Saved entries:
◆ ◆ ◆ ◆ ◆

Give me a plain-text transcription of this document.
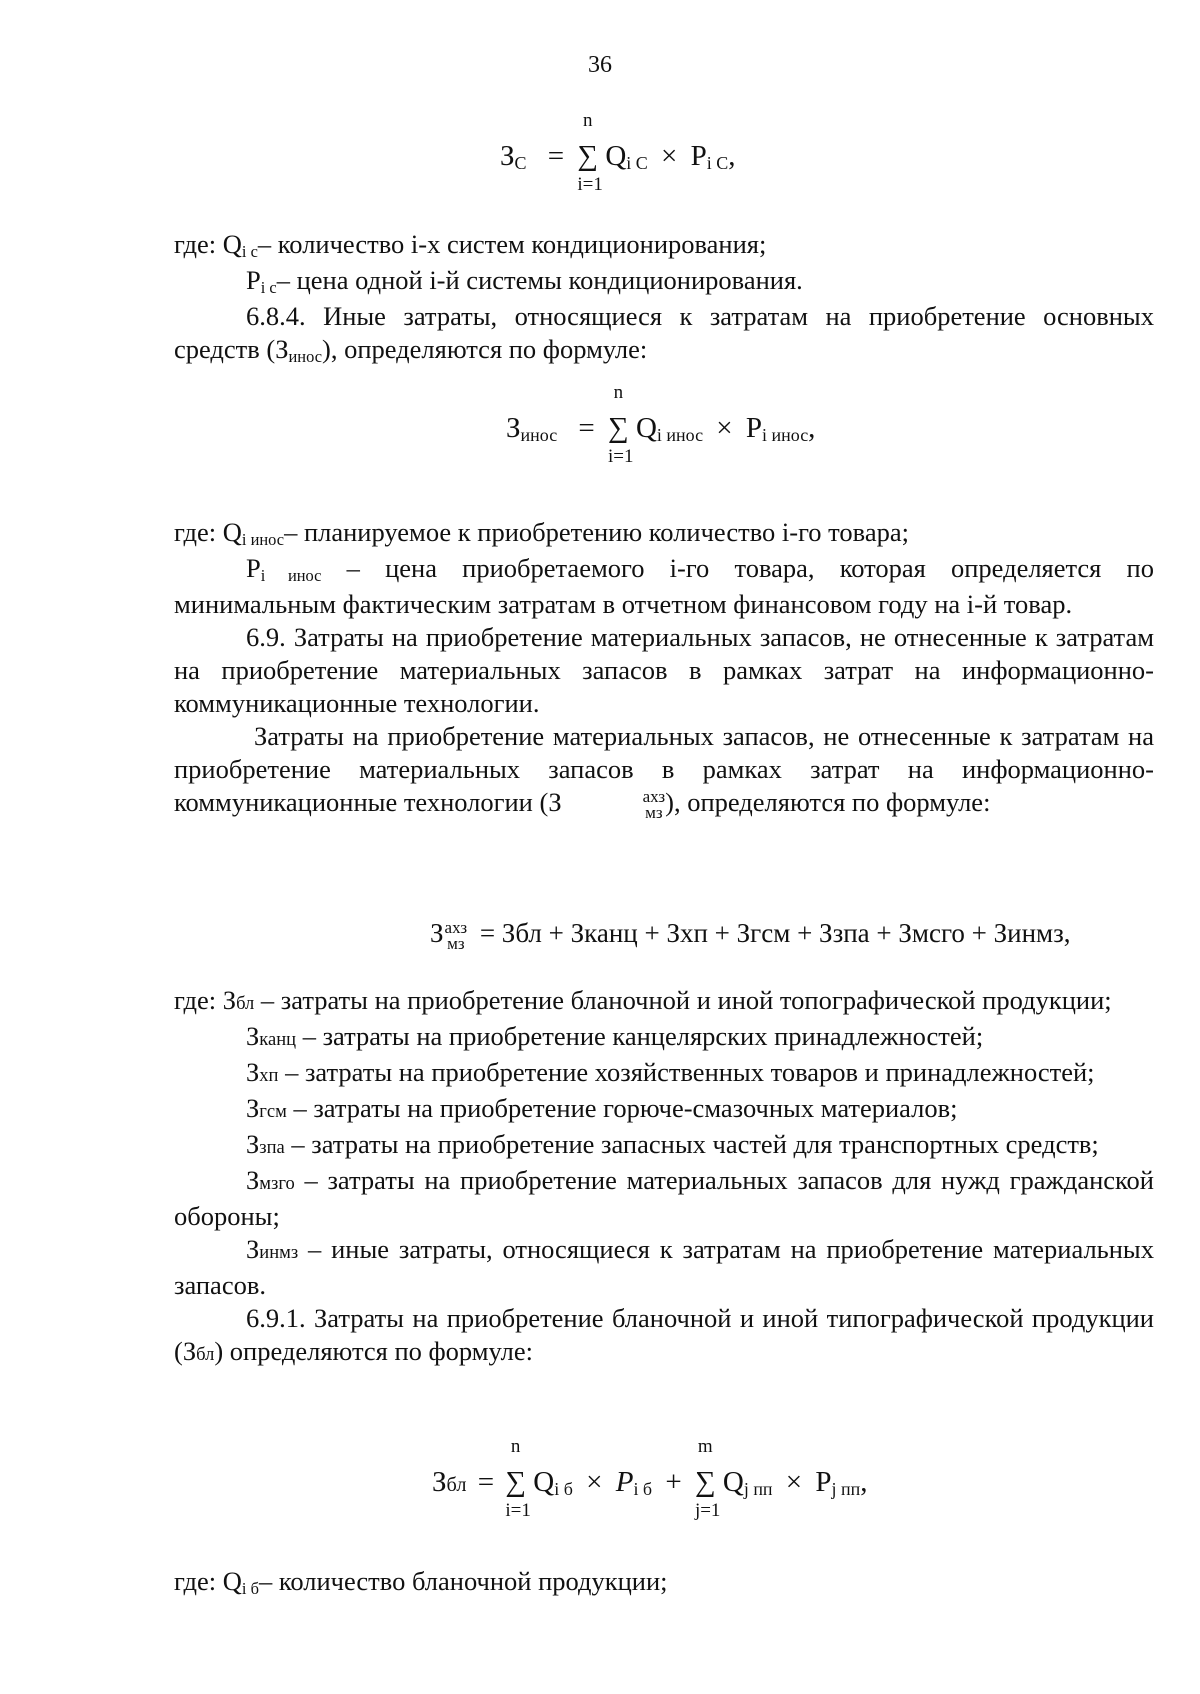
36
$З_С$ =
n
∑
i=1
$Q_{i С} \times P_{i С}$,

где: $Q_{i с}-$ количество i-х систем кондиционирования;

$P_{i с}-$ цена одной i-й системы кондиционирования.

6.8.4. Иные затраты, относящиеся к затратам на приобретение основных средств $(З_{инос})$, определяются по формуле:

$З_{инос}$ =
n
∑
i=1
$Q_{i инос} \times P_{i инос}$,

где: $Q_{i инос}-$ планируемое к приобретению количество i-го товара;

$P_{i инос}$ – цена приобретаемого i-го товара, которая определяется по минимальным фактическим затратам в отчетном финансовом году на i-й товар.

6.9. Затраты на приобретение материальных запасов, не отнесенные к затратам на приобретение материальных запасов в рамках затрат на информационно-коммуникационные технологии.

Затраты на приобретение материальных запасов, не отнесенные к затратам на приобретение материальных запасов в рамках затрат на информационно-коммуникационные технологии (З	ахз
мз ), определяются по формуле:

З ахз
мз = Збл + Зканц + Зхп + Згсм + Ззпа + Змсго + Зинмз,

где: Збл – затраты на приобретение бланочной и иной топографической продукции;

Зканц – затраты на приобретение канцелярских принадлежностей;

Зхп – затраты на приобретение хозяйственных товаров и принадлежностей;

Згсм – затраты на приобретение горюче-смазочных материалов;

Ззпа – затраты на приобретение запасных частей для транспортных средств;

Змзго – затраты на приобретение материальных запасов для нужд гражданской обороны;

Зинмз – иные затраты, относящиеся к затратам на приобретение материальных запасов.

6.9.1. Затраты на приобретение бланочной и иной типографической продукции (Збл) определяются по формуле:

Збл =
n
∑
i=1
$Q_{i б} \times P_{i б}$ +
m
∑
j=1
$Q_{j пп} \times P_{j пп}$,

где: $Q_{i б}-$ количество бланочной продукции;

◆ ◆ ◆ ◆ ◆

> [INSTRUCTION]:
Print out the whole of the material word for word, without pictures.

> [ANSWER TO THE PROBLEM]:
Give me a plain-text transcription of this document.
36
$З_С$ =
n
∑
i=1
$Q_{i С} \times P_{i С}$,

где: $Q_{i с}-$ количество i-х систем кондиционирования;

$P_{i с}-$ цена одной i-й системы кондиционирования.

6.8.4. Иные затраты, относящиеся к затратам на приобретение основных средств $(З_{инос})$, определяются по формуле:

$З_{инос}$ =
n
∑
i=1
$Q_{i инос} \times P_{i инос}$,

где: $Q_{i инос}-$ планируемое к приобретению количество i-го товара;

$P_{i инос}$ – цена приобретаемого i-го товара, которая определяется по минимальным фактическим затратам в отчетном финансовом году на i-й товар.

6.9. Затраты на приобретение материальных запасов, не отнесенные к затратам на приобретение материальных запасов в рамках затрат на информационно-коммуникационные технологии.

Затраты на приобретение материальных запасов, не отнесенные к затратам на приобретение материальных запасов в рамках затрат на информационно-коммуникационные технологии (З	ахз
мз ), определяются по формуле:

З ахз
мз = Збл + Зканц + Зхп + Згсм + Ззпа + Змсго + Зинмз,

где: Збл – затраты на приобретение бланочной и иной топографической продукции;

Зканц – затраты на приобретение канцелярских принадлежностей;

Зхп – затраты на приобретение хозяйственных товаров и принадлежностей;

Згсм – затраты на приобретение горюче-смазочных материалов;

Ззпа – затраты на приобретение запасных частей для транспортных средств;

Змзго – затраты на приобретение материальных запасов для нужд гражданской обороны;

Зинмз – иные затраты, относящиеся к затратам на приобретение материальных запасов.

6.9.1. Затраты на приобретение бланочной и иной типографической продукции (Збл) определяются по формуле:

Збл =
n
∑
i=1
$Q_{i б} \times P_{i б}$ +
m
∑
j=1
$Q_{j пп} \times P_{j пп}$,

где: $Q_{i б}-$ количество бланочной продукции;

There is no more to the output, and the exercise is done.